■ What is needed
Give the count of lines holding the string "Itajaí" and nothing else.

[Saved data entries]

────────────────

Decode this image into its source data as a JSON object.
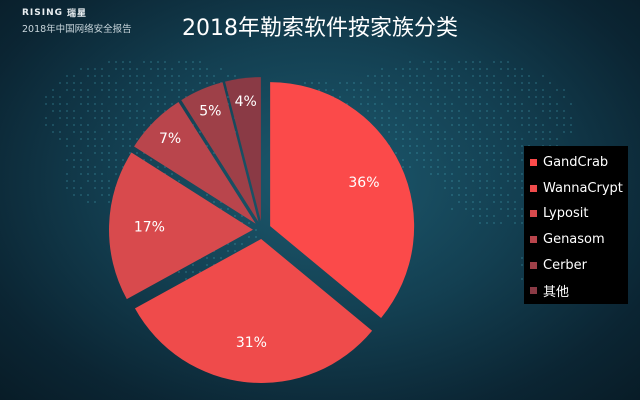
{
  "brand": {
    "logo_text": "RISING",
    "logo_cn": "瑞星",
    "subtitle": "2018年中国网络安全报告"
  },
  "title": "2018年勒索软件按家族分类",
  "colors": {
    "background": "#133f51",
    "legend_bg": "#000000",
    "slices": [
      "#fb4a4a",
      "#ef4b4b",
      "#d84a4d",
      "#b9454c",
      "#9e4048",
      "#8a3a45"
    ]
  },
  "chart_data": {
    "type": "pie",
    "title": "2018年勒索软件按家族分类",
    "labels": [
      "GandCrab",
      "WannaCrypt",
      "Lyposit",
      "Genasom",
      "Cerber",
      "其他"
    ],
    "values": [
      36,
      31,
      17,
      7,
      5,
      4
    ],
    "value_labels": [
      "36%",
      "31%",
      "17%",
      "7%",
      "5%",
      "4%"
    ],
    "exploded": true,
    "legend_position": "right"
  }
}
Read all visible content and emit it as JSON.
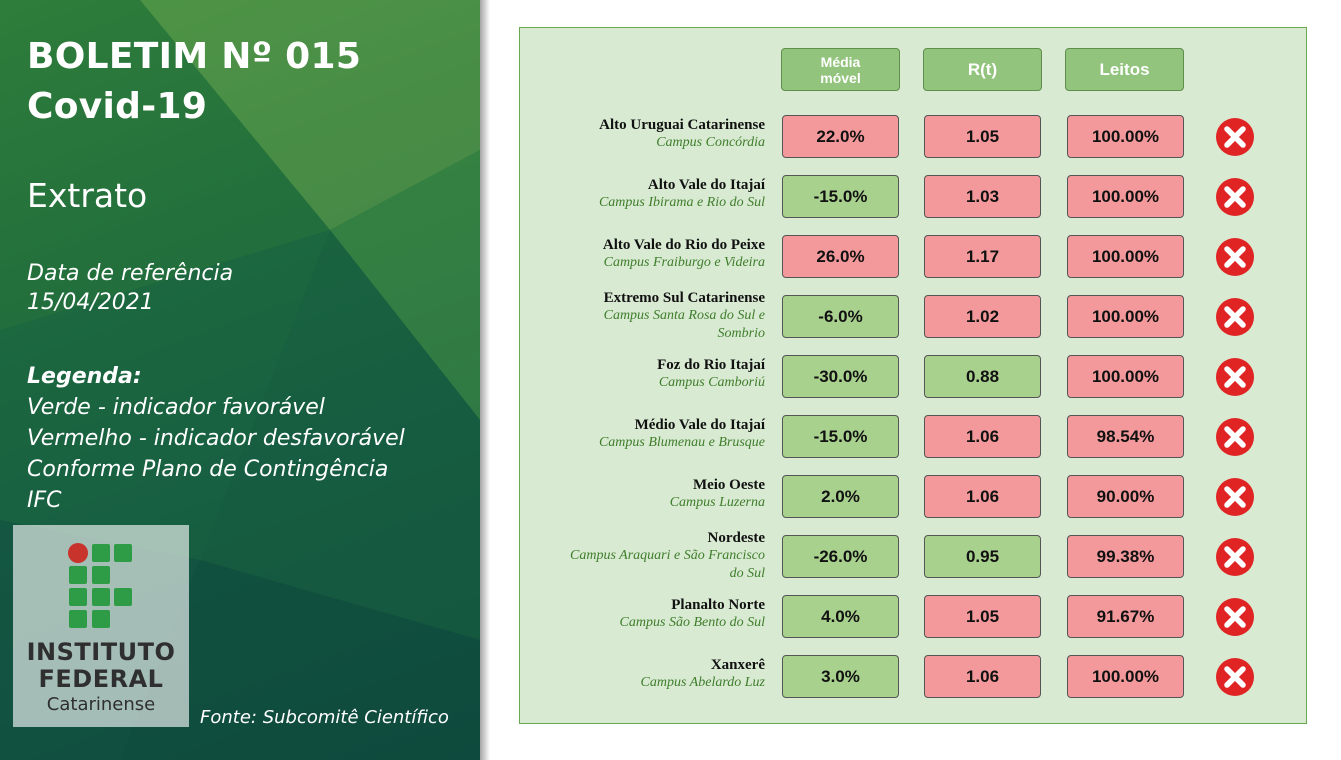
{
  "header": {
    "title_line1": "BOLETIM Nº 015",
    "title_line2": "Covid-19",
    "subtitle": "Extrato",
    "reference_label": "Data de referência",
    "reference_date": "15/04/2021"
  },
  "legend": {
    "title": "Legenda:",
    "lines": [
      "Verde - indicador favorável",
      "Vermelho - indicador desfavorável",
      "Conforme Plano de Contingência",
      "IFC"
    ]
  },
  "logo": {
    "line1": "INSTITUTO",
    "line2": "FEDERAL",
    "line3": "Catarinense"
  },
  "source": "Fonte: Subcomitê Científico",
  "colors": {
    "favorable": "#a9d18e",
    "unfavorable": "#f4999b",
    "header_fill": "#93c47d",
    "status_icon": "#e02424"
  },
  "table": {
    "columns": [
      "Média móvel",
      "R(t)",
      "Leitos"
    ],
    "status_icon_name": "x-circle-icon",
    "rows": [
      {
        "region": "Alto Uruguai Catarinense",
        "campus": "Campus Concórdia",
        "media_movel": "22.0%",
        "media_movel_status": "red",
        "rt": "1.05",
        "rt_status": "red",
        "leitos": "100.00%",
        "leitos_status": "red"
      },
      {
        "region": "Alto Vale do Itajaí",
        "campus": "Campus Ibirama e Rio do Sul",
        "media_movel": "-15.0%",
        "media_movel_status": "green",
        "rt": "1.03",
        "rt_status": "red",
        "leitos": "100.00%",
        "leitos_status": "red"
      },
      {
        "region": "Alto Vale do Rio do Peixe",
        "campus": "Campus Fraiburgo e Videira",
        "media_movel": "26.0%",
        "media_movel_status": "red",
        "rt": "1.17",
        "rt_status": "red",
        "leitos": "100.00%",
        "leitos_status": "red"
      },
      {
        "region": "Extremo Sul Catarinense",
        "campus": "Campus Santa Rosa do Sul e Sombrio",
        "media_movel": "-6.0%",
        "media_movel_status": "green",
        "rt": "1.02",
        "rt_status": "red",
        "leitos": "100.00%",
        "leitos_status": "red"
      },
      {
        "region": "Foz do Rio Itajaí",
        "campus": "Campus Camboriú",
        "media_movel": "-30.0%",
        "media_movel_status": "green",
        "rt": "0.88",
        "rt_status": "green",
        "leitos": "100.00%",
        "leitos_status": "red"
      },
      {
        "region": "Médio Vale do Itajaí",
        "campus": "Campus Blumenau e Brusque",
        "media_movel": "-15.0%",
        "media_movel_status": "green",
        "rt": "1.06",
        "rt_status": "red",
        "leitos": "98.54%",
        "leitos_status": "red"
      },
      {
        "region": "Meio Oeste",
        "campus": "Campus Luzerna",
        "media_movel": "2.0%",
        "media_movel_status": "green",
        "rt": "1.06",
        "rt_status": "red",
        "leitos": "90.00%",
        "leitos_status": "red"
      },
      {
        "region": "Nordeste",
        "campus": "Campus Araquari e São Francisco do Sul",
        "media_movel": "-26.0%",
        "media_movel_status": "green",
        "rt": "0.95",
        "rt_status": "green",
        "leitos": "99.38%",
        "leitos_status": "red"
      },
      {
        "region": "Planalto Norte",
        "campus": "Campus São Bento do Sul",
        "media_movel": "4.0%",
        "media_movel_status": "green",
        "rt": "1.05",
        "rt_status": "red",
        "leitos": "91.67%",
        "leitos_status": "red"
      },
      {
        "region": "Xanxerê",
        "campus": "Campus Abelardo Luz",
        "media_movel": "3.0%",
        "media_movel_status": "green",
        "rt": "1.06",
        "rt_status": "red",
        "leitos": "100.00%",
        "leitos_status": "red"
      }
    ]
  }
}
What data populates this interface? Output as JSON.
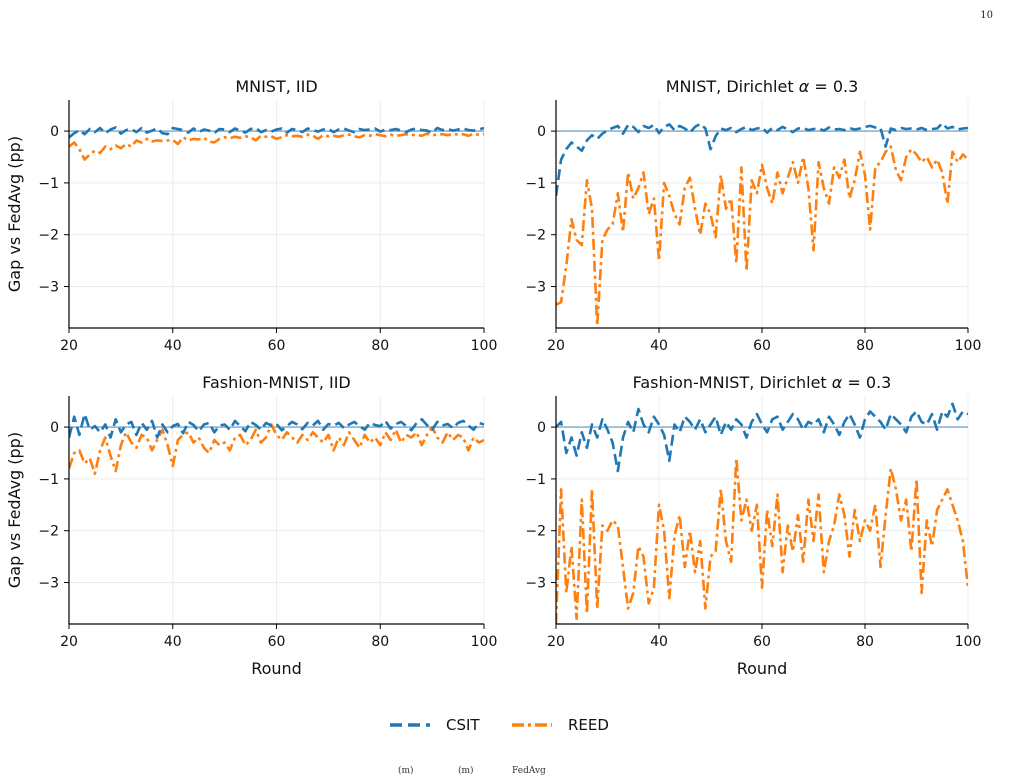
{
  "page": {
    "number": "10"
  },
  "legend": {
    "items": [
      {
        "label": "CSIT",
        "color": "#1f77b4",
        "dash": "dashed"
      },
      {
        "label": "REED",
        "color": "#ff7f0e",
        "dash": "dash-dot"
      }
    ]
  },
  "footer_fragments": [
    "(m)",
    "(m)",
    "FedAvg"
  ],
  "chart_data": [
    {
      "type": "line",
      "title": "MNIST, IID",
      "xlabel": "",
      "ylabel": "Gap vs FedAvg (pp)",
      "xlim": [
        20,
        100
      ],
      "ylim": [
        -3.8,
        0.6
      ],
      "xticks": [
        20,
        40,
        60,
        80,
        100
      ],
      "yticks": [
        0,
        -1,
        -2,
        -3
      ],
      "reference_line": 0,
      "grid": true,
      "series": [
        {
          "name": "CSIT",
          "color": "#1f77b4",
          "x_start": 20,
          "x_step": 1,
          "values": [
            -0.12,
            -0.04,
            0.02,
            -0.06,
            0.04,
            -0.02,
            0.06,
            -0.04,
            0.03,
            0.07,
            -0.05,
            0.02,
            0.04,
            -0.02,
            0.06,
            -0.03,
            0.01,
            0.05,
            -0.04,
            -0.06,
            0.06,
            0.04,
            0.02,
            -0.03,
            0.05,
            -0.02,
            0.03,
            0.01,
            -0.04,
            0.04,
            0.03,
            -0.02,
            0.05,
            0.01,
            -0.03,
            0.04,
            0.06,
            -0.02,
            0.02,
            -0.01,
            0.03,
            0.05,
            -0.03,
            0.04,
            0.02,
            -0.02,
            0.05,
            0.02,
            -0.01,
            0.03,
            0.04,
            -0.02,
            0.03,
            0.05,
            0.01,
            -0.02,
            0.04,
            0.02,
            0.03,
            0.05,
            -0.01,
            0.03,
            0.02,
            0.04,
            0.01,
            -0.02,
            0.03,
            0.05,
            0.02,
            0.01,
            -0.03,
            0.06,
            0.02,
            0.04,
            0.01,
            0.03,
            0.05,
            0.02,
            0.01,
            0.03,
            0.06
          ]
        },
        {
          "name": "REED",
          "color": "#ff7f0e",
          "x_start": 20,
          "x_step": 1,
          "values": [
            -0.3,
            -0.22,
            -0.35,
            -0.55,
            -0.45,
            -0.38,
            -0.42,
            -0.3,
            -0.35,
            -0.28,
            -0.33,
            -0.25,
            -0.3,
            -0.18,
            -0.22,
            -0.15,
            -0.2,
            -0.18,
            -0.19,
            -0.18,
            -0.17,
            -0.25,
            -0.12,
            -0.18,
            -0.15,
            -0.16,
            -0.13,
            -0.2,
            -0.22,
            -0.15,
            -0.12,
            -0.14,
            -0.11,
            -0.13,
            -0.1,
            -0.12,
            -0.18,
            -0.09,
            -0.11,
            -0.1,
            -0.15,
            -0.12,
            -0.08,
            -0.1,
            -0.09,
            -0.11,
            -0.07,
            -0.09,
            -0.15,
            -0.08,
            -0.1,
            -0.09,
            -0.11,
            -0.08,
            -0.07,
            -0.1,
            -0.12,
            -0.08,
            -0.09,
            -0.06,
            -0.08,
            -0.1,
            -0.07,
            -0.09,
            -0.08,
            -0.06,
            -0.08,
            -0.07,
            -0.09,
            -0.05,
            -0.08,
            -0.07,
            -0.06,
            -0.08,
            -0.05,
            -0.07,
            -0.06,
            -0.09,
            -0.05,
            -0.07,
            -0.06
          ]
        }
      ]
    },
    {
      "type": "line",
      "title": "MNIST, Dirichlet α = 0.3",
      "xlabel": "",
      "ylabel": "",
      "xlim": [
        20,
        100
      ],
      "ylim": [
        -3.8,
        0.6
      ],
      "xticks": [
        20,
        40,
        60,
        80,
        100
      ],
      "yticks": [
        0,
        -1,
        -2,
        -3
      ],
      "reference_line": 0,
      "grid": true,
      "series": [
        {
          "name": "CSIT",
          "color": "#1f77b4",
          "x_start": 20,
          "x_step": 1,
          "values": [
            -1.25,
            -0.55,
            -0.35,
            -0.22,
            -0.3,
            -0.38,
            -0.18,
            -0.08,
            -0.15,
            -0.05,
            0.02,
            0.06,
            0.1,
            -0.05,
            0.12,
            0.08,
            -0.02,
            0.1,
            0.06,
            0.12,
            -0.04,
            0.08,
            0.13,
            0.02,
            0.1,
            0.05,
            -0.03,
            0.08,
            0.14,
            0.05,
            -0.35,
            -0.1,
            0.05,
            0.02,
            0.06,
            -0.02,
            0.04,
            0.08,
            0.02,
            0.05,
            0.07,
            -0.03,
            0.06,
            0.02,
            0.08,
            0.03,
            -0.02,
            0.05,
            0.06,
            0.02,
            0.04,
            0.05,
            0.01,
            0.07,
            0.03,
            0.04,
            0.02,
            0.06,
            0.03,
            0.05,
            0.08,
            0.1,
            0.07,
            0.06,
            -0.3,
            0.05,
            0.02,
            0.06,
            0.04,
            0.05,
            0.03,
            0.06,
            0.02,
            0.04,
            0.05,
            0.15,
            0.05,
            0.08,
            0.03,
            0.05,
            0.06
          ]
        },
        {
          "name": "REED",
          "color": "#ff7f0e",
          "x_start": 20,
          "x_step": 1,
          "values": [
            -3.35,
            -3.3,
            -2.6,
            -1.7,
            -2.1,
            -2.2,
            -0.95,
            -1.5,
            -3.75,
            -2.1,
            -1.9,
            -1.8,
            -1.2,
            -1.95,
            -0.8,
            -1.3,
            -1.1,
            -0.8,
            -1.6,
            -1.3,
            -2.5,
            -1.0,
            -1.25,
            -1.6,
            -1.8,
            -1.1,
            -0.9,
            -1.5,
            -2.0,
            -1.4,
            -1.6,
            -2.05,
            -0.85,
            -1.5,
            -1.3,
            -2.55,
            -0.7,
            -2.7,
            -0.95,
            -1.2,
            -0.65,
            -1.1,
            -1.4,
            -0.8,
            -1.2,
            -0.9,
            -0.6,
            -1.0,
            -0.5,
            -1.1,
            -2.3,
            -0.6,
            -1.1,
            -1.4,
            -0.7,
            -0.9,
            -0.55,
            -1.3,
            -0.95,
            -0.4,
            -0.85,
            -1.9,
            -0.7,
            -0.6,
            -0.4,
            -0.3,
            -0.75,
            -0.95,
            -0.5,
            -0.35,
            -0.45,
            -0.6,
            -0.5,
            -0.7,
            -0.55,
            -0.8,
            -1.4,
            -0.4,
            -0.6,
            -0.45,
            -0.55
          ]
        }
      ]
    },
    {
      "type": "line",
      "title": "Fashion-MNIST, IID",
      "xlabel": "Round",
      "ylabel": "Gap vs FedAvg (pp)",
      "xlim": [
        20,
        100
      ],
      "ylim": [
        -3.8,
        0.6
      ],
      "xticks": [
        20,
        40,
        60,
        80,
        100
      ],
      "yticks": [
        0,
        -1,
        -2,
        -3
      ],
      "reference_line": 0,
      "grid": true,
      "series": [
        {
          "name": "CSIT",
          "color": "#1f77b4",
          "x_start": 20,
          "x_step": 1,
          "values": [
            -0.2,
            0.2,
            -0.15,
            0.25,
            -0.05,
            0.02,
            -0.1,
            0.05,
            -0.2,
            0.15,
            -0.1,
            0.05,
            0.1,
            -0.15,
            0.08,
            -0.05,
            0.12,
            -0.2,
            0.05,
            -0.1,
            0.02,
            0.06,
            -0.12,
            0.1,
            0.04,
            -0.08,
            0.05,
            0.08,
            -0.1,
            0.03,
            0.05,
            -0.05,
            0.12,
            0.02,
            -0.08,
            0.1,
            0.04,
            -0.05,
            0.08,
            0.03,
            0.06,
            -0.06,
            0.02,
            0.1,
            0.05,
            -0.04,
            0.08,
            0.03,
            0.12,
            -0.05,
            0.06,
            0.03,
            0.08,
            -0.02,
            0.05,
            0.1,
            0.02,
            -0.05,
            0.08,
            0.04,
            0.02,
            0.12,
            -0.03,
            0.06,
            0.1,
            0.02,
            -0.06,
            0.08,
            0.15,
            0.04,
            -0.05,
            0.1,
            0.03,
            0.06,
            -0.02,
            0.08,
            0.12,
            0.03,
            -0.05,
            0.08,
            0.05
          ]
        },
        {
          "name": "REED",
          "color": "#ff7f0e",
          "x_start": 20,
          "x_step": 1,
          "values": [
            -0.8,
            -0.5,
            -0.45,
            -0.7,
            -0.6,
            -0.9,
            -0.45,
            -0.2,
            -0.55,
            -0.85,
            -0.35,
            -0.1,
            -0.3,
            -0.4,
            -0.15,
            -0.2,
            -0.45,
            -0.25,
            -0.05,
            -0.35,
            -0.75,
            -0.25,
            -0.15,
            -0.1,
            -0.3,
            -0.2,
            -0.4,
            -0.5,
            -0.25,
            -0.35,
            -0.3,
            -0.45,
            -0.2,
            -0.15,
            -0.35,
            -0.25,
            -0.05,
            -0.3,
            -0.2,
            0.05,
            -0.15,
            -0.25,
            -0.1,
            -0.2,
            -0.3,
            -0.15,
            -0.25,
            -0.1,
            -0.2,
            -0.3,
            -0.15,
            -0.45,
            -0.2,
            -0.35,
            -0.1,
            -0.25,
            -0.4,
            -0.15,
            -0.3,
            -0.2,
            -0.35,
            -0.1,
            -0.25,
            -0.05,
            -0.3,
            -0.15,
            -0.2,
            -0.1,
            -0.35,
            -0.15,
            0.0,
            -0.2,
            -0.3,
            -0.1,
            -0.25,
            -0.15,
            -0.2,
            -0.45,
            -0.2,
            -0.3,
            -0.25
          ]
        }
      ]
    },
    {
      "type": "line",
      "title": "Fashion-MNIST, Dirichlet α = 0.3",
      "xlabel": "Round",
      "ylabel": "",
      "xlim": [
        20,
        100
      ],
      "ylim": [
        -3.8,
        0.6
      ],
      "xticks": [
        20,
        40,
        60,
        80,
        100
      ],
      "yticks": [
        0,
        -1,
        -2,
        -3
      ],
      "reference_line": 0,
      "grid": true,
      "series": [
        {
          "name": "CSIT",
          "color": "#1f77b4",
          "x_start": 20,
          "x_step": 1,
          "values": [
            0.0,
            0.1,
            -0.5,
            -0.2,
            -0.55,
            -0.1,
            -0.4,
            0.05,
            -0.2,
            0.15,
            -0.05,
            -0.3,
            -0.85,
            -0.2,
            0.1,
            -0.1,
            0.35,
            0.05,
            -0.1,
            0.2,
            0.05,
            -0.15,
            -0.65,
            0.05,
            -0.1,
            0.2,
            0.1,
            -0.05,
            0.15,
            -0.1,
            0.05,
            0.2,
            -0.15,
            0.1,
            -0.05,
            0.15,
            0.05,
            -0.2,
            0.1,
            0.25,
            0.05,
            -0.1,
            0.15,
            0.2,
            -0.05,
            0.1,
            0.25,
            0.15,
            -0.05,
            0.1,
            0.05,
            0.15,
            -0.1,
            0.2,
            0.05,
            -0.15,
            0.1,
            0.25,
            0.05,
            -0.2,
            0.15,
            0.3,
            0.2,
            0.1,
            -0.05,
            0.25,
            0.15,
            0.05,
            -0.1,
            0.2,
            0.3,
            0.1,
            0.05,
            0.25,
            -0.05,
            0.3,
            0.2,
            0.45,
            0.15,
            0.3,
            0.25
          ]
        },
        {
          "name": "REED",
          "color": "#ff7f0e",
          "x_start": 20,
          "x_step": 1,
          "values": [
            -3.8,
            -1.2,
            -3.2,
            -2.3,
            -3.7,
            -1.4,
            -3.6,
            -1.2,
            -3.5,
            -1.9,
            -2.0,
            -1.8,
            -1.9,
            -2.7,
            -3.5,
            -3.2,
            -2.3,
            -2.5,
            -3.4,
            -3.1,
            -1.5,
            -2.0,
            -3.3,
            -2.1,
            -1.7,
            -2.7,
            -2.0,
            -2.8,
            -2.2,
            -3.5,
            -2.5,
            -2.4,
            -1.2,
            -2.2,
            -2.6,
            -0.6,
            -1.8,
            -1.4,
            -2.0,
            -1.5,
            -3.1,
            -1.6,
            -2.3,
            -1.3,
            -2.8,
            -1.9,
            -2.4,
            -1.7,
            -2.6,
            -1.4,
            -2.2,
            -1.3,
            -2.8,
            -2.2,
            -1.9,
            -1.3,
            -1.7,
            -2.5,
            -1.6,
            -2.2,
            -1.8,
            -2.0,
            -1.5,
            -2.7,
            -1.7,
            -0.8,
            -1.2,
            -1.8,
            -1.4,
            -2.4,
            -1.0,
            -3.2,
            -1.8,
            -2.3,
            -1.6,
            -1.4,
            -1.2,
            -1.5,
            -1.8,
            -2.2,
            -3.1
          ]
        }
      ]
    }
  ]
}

────────────────

■ Exercise result
3